- **Written request**: Scan the data below and pick out the lines containing the word "label".

+---+

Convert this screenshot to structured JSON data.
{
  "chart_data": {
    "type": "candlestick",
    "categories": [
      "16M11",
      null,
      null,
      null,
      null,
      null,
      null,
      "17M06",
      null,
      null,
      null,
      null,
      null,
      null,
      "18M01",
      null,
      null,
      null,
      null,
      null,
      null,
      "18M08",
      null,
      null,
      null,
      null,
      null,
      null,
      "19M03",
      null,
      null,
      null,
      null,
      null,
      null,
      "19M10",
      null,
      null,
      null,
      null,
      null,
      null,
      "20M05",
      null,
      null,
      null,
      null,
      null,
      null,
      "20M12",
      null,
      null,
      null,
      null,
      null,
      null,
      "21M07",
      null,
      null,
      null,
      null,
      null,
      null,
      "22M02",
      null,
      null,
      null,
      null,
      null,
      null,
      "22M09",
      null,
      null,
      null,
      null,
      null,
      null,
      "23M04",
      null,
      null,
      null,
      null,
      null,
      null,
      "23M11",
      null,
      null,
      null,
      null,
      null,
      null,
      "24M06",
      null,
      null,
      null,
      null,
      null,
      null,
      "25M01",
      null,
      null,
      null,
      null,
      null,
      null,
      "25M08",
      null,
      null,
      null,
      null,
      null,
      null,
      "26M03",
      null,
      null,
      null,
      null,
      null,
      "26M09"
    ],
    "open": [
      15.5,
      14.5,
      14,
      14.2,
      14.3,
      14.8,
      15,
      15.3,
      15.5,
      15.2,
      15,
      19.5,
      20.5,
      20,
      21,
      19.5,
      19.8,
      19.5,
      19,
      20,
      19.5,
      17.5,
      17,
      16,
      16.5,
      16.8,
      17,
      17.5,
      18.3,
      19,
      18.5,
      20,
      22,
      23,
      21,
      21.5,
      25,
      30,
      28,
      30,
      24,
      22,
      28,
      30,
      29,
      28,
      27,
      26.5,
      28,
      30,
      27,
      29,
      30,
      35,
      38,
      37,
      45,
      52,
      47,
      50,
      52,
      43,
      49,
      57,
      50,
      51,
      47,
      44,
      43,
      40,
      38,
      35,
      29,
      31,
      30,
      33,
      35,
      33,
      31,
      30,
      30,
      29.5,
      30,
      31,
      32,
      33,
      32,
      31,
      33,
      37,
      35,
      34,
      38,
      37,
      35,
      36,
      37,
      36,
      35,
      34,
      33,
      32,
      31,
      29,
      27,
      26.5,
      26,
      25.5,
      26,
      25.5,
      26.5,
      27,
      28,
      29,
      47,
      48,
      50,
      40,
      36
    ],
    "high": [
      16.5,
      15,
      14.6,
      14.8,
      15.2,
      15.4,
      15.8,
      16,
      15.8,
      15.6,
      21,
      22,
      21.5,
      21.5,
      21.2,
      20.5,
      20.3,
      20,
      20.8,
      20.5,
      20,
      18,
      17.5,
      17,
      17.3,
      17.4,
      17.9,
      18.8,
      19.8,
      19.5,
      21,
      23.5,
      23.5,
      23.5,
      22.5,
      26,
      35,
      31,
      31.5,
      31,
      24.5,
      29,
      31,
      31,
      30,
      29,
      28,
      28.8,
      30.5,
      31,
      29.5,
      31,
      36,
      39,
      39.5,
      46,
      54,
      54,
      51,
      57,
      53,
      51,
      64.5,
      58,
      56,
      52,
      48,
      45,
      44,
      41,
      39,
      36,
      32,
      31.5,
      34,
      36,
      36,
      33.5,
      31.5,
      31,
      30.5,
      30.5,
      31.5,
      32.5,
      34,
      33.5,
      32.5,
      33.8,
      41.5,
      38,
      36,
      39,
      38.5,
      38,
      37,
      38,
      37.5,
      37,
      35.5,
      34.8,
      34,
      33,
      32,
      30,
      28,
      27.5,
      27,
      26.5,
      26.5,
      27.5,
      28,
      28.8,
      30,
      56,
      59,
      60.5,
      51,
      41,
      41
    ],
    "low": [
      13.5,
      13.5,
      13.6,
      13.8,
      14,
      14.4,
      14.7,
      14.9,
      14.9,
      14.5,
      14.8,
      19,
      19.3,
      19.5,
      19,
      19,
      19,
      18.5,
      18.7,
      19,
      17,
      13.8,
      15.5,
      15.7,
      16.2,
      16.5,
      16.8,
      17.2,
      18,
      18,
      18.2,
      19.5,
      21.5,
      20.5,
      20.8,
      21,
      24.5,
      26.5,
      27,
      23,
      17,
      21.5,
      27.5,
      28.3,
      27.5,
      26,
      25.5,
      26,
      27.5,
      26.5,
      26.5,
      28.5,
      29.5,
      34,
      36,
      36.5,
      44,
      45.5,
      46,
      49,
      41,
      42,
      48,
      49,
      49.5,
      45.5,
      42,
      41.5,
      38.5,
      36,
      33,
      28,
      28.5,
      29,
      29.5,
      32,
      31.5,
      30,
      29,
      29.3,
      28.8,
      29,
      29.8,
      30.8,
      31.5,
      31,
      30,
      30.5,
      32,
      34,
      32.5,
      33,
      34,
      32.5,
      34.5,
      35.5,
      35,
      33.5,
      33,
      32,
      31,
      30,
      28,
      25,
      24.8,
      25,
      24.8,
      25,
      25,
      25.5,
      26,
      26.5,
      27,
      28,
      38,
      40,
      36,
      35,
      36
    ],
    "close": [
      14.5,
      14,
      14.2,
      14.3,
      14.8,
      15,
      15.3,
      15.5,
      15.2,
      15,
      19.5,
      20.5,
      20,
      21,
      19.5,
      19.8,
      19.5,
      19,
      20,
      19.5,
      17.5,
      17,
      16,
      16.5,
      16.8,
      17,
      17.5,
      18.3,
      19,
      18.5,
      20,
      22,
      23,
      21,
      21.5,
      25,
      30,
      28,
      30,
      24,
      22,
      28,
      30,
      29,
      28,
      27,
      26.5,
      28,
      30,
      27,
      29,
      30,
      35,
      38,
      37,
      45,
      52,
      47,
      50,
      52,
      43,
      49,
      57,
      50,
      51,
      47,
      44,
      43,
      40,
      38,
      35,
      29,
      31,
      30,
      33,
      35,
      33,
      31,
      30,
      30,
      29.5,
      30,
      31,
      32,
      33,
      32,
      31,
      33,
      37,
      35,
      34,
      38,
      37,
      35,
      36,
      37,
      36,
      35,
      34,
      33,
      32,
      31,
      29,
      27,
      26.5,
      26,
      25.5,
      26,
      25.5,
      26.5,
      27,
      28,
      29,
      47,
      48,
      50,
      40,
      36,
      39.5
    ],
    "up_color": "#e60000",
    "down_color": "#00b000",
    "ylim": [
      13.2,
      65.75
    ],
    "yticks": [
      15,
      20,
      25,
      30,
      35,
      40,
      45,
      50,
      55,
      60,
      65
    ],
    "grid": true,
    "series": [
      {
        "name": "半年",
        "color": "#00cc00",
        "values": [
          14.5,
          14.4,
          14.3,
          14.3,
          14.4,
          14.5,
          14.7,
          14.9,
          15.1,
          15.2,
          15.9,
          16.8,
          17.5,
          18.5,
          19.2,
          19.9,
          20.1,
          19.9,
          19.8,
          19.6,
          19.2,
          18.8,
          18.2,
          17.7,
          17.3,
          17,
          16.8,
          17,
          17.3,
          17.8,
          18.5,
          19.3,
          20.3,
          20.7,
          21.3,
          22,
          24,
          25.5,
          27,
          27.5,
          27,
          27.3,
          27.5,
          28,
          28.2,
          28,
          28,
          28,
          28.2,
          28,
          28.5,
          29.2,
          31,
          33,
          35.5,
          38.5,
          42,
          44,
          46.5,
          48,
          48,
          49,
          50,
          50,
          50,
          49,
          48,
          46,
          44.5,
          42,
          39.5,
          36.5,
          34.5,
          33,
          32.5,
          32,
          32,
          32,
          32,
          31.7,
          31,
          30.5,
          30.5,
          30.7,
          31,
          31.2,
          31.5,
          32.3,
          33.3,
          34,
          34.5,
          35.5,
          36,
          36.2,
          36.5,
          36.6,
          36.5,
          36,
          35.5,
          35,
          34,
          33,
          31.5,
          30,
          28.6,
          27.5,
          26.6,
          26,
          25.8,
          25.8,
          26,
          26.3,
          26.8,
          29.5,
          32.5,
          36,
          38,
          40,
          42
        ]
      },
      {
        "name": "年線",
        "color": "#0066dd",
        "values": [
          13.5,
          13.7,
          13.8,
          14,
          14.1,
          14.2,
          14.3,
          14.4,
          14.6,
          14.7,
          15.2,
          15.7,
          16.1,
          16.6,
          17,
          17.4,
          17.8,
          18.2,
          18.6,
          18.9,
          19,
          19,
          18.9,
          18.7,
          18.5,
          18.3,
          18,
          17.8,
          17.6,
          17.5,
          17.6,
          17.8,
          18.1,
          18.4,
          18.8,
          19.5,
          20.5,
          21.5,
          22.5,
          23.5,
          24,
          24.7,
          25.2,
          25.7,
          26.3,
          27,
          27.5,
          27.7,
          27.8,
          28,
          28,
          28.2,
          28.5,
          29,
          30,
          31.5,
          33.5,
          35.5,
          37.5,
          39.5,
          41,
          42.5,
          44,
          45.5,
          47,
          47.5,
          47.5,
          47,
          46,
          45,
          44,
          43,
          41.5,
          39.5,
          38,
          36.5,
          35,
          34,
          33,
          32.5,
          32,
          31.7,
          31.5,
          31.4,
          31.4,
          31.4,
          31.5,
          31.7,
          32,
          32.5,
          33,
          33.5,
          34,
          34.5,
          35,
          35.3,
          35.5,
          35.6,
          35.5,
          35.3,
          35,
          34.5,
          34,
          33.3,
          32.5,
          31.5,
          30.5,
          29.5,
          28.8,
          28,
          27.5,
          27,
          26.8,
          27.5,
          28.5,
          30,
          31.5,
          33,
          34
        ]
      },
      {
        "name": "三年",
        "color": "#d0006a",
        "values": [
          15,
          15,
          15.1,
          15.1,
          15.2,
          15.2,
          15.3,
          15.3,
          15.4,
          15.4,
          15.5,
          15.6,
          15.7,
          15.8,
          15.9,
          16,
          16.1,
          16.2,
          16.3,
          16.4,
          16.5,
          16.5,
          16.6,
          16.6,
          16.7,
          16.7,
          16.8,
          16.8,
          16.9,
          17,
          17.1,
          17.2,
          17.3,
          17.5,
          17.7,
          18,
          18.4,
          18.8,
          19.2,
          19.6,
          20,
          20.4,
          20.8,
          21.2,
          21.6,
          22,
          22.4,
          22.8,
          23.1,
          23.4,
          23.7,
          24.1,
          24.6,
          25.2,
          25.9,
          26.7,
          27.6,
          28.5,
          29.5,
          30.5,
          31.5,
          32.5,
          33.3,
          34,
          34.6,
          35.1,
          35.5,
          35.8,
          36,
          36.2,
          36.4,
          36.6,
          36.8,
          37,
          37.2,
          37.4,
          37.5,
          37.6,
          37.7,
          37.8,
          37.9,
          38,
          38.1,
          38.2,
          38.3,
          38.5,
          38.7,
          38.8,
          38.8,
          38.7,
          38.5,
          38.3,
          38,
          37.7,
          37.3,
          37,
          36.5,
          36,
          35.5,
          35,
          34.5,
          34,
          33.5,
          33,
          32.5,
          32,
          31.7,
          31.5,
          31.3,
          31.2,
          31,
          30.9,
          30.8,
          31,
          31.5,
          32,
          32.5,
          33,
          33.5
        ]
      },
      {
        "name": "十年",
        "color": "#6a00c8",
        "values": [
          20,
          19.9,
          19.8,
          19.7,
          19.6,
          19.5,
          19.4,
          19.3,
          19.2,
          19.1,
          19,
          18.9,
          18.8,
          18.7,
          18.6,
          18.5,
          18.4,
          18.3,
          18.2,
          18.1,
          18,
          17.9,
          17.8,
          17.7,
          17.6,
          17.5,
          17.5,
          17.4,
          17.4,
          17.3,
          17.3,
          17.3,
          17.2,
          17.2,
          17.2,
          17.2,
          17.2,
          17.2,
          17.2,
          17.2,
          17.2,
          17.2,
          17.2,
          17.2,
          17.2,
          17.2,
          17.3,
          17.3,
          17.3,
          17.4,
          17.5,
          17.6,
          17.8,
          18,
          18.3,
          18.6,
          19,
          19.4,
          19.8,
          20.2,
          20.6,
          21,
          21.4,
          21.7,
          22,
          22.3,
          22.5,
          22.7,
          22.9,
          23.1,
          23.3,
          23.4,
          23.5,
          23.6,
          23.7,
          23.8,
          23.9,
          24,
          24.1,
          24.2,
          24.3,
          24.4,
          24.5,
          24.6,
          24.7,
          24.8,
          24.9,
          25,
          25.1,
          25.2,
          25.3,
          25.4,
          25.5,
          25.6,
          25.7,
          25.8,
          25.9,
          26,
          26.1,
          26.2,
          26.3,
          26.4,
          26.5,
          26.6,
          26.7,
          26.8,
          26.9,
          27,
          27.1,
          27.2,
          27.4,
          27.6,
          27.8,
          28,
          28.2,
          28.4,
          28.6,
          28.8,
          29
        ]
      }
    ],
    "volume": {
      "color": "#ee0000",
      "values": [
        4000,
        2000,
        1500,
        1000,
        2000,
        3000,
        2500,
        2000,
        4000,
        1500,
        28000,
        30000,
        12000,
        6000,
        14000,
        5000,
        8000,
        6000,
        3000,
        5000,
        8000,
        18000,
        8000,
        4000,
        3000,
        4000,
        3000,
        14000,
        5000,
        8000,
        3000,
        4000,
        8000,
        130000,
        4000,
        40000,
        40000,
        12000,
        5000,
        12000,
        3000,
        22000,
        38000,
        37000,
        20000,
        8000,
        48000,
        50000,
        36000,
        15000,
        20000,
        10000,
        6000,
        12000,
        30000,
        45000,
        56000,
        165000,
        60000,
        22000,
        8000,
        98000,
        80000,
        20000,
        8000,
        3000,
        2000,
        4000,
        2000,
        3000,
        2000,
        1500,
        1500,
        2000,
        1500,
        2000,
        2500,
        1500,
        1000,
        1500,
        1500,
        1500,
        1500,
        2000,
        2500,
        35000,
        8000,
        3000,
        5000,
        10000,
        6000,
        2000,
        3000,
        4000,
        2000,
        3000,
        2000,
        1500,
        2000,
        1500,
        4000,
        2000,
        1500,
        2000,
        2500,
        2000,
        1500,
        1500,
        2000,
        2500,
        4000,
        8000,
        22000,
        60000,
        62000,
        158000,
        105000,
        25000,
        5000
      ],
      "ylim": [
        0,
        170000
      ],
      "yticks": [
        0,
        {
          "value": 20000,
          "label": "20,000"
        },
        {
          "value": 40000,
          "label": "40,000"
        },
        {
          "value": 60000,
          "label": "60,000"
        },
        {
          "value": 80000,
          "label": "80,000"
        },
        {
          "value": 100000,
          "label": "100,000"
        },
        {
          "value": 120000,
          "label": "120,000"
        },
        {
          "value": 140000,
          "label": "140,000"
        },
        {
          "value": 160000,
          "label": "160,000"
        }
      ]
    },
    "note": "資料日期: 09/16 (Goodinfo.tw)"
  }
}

+---+

- **Correct result**:
          "label": "20,000"
          "label": "40,000"
          "label": "60,000"
          "label": "80,000"
          "label": "100,000"
          "label": "120,000"
          "label": "140,000"
          "label": "160,000"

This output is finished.